Output all records precisely as written.

--- MATERIAL FOR THE TASK ---

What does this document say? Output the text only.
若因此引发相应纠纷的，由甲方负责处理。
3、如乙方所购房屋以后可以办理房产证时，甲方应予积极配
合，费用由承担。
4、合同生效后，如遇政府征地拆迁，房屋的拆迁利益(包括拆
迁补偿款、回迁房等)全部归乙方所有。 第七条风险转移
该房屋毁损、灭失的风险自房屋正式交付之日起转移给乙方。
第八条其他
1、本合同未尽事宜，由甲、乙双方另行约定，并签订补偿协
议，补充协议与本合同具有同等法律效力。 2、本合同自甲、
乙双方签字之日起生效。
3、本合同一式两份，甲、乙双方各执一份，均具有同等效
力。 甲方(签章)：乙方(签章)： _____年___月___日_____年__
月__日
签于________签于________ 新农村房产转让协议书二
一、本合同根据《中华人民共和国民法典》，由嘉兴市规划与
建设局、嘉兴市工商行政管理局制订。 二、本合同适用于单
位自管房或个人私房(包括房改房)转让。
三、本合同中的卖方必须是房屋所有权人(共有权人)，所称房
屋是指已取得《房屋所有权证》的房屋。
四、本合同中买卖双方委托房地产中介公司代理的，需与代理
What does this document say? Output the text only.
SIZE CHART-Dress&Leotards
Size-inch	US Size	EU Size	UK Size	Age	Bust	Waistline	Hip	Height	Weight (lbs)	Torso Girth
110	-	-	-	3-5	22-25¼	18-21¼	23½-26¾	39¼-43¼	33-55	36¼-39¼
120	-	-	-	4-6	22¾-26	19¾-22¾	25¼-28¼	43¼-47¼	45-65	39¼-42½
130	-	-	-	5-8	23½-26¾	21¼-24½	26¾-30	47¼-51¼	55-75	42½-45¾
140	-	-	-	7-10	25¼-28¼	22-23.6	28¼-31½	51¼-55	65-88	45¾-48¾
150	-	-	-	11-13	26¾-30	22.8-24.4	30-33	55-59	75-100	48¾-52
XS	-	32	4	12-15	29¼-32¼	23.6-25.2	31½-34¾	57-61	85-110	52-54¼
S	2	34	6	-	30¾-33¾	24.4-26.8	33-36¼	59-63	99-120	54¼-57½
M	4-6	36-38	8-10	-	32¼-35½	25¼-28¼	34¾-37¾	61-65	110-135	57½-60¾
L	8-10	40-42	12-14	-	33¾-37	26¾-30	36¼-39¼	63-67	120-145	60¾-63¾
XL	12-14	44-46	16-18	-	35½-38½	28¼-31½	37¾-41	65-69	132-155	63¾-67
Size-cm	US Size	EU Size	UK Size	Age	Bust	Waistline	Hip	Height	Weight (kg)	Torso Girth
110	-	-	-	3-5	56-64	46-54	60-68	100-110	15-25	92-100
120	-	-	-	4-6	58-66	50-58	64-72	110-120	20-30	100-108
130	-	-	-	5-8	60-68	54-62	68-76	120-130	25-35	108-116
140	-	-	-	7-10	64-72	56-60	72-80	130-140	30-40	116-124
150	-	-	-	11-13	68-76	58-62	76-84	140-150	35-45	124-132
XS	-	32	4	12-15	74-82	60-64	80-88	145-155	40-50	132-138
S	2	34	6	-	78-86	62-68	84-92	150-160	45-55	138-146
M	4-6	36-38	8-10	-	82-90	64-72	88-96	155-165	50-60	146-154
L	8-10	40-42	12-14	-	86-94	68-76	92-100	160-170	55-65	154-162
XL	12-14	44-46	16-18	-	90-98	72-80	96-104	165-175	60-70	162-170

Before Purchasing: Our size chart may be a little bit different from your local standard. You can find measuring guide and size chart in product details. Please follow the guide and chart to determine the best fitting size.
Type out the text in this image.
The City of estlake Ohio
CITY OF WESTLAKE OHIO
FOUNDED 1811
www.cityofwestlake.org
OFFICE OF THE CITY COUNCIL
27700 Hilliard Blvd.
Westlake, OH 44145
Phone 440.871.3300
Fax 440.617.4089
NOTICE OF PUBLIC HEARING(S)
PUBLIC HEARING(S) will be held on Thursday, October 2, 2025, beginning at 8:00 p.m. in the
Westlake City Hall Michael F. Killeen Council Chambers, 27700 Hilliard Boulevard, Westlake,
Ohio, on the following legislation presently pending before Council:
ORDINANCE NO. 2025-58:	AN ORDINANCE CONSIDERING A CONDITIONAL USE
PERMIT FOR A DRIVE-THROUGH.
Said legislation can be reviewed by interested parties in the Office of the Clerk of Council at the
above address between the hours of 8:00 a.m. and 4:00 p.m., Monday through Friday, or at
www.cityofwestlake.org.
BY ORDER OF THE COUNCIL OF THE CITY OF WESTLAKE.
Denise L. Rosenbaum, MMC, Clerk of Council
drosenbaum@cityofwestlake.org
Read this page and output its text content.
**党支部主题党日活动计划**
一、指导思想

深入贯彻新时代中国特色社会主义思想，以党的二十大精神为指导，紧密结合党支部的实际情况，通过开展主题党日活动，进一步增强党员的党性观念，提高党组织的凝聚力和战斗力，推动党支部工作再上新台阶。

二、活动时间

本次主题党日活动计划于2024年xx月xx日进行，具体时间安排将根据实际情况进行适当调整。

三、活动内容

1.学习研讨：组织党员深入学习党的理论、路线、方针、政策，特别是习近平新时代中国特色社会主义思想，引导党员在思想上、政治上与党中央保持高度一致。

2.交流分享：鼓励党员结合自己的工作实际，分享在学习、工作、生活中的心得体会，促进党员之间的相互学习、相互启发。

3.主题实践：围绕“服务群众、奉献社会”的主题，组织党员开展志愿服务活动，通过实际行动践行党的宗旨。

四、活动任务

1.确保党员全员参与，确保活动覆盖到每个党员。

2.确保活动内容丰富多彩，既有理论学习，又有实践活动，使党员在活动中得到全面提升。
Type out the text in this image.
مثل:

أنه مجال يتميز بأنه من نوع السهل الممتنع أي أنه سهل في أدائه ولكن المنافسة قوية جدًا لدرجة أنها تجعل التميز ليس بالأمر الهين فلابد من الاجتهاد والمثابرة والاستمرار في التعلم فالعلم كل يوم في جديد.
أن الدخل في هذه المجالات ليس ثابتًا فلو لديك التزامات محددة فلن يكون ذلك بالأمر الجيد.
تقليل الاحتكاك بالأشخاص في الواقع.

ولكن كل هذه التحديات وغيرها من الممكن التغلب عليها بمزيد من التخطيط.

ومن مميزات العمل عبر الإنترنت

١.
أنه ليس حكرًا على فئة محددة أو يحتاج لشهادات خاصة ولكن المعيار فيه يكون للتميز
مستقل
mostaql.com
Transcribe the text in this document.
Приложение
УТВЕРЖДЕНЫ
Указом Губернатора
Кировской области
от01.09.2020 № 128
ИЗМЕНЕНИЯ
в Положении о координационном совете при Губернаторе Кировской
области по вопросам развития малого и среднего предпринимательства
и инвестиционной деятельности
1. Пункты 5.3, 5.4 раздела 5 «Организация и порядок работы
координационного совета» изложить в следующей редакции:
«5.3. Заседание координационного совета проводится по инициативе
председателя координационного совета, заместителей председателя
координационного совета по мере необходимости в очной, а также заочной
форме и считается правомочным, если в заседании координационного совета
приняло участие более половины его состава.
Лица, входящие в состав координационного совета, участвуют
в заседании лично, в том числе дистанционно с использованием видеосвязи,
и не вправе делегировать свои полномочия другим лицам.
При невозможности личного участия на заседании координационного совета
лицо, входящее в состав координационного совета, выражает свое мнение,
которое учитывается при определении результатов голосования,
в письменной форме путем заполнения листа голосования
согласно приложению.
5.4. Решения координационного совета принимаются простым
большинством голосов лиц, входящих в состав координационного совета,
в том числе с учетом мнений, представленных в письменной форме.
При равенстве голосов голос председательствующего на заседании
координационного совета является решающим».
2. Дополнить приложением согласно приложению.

---

TASK SOLUTION >>
What does this document say? Output the text only.
若因此引发相应纠纷的，由甲方负责处理。
3、如乙方所购房屋以后可以办理房产证时，甲方应予积极配
合，费用由承担。
4、合同生效后，如遇政府征地拆迁，房屋的拆迁利益(包括拆
迁补偿款、回迁房等)全部归乙方所有。 第七条风险转移
该房屋毁损、灭失的风险自房屋正式交付之日起转移给乙方。
第八条其他
1、本合同未尽事宜，由甲、乙双方另行约定，并签订补偿协
议，补充协议与本合同具有同等法律效力。 2、本合同自甲、
乙双方签字之日起生效。
3、本合同一式两份，甲、乙双方各执一份，均具有同等效
力。 甲方(签章)：乙方(签章)： _____年___月___日_____年__
月__日
签于________签于________ 新农村房产转让协议书二
一、本合同根据《中华人民共和国民法典》，由嘉兴市规划与
建设局、嘉兴市工商行政管理局制订。 二、本合同适用于单
位自管房或个人私房(包括房改房)转让。
三、本合同中的卖方必须是房屋所有权人(共有权人)，所称房
屋是指已取得《房屋所有权证》的房屋。
四、本合同中买卖双方委托房地产中介公司代理的，需与代理
What does this document say? Output the text only.
SIZE CHART-Dress&Leotards
Size-inch	US Size	EU Size	UK Size	Age	Bust	Waistline	Hip	Height	Weight (lbs)	Torso Girth
110	-	-	-	3-5	22-25¼	18-21¼	23½-26¾	39¼-43¼	33-55	36¼-39¼
120	-	-	-	4-6	22¾-26	19¾-22¾	25¼-28¼	43¼-47¼	45-65	39¼-42½
130	-	-	-	5-8	23½-26¾	21¼-24½	26¾-30	47¼-51¼	55-75	42½-45¾
140	-	-	-	7-10	25¼-28¼	22-23.6	28¼-31½	51¼-55	65-88	45¾-48¾
150	-	-	-	11-13	26¾-30	22.8-24.4	30-33	55-59	75-100	48¾-52
XS	-	32	4	12-15	29¼-32¼	23.6-25.2	31½-34¾	57-61	85-110	52-54¼
S	2	34	6	-	30¾-33¾	24.4-26.8	33-36¼	59-63	99-120	54¼-57½
M	4-6	36-38	8-10	-	32¼-35½	25¼-28¼	34¾-37¾	61-65	110-135	57½-60¾
L	8-10	40-42	12-14	-	33¾-37	26¾-30	36¼-39¼	63-67	120-145	60¾-63¾
XL	12-14	44-46	16-18	-	35½-38½	28¼-31½	37¾-41	65-69	132-155	63¾-67
Size-cm	US Size	EU Size	UK Size	Age	Bust	Waistline	Hip	Height	Weight (kg)	Torso Girth
110	-	-	-	3-5	56-64	46-54	60-68	100-110	15-25	92-100
120	-	-	-	4-6	58-66	50-58	64-72	110-120	20-30	100-108
130	-	-	-	5-8	60-68	54-62	68-76	120-130	25-35	108-116
140	-	-	-	7-10	64-72	56-60	72-80	130-140	30-40	116-124
150	-	-	-	11-13	68-76	58-62	76-84	140-150	35-45	124-132
XS	-	32	4	12-15	74-82	60-64	80-88	145-155	40-50	132-138
S	2	34	6	-	78-86	62-68	84-92	150-160	45-55	138-146
M	4-6	36-38	8-10	-	82-90	64-72	88-96	155-165	50-60	146-154
L	8-10	40-42	12-14	-	86-94	68-76	92-100	160-170	55-65	154-162
XL	12-14	44-46	16-18	-	90-98	72-80	96-104	165-175	60-70	162-170

Before Purchasing: Our size chart may be a little bit different from your local standard. You can find measuring guide and size chart in product details. Please follow the guide and chart to determine the best fitting size.
Type out the text in this image.
The City of estlake Ohio
CITY OF WESTLAKE OHIO
FOUNDED 1811
www.cityofwestlake.org
OFFICE OF THE CITY COUNCIL
27700 Hilliard Blvd.
Westlake, OH 44145
Phone 440.871.3300
Fax 440.617.4089
NOTICE OF PUBLIC HEARING(S)
PUBLIC HEARING(S) will be held on Thursday, October 2, 2025, beginning at 8:00 p.m. in the
Westlake City Hall Michael F. Killeen Council Chambers, 27700 Hilliard Boulevard, Westlake,
Ohio, on the following legislation presently pending before Council:
ORDINANCE NO. 2025-58:	AN ORDINANCE CONSIDERING A CONDITIONAL USE
PERMIT FOR A DRIVE-THROUGH.
Said legislation can be reviewed by interested parties in the Office of the Clerk of Council at the
above address between the hours of 8:00 a.m. and 4:00 p.m., Monday through Friday, or at
www.cityofwestlake.org.
BY ORDER OF THE COUNCIL OF THE CITY OF WESTLAKE.
Denise L. Rosenbaum, MMC, Clerk of Council
drosenbaum@cityofwestlake.org
Read this page and output its text content.
**党支部主题党日活动计划**
一、指导思想

深入贯彻新时代中国特色社会主义思想，以党的二十大精神为指导，紧密结合党支部的实际情况，通过开展主题党日活动，进一步增强党员的党性观念，提高党组织的凝聚力和战斗力，推动党支部工作再上新台阶。

二、活动时间

本次主题党日活动计划于2024年xx月xx日进行，具体时间安排将根据实际情况进行适当调整。

三、活动内容

1.学习研讨：组织党员深入学习党的理论、路线、方针、政策，特别是习近平新时代中国特色社会主义思想，引导党员在思想上、政治上与党中央保持高度一致。

2.交流分享：鼓励党员结合自己的工作实际，分享在学习、工作、生活中的心得体会，促进党员之间的相互学习、相互启发。

3.主题实践：围绕“服务群众、奉献社会”的主题，组织党员开展志愿服务活动，通过实际行动践行党的宗旨。

四、活动任务

1.确保党员全员参与，确保活动覆盖到每个党员。

2.确保活动内容丰富多彩，既有理论学习，又有实践活动，使党员在活动中得到全面提升。
Type out the text in this image.
مثل:

أنه مجال يتميز بأنه من نوع السهل الممتنع أي أنه سهل في أدائه ولكن المنافسة قوية جدًا لدرجة أنها تجعل التميز ليس بالأمر الهين فلابد من الاجتهاد والمثابرة والاستمرار في التعلم فالعلم كل يوم في جديد.
أن الدخل في هذه المجالات ليس ثابتًا فلو لديك التزامات محددة فلن يكون ذلك بالأمر الجيد.
تقليل الاحتكاك بالأشخاص في الواقع.

ولكن كل هذه التحديات وغيرها من الممكن التغلب عليها بمزيد من التخطيط.

ومن مميزات العمل عبر الإنترنت

١.
أنه ليس حكرًا على فئة محددة أو يحتاج لشهادات خاصة ولكن المعيار فيه يكون للتميز
مستقل
mostaql.com
Transcribe the text in this document.
Приложение
УТВЕРЖДЕНЫ
Указом Губернатора
Кировской области
от01.09.2020 № 128
ИЗМЕНЕНИЯ
в Положении о координационном совете при Губернаторе Кировской
области по вопросам развития малого и среднего предпринимательства
и инвестиционной деятельности
1. Пункты 5.3, 5.4 раздела 5 «Организация и порядок работы
координационного совета» изложить в следующей редакции:
«5.3. Заседание координационного совета проводится по инициативе
председателя координационного совета, заместителей председателя
координационного совета по мере необходимости в очной, а также заочной
форме и считается правомочным, если в заседании координационного совета
приняло участие более половины его состава.
Лица, входящие в состав координационного совета, участвуют
в заседании лично, в том числе дистанционно с использованием видеосвязи,
и не вправе делегировать свои полномочия другим лицам.
При невозможности личного участия на заседании координационного совета
лицо, входящее в состав координационного совета, выражает свое мнение,
которое учитывается при определении результатов голосования,
в письменной форме путем заполнения листа голосования
согласно приложению.
5.4. Решения координационного совета принимаются простым
большинством голосов лиц, входящих в состав координационного совета,
в том числе с учетом мнений, представленных в письменной форме.
При равенстве голосов голос председательствующего на заседании
координационного совета является решающим».
2. Дополнить приложением согласно приложению.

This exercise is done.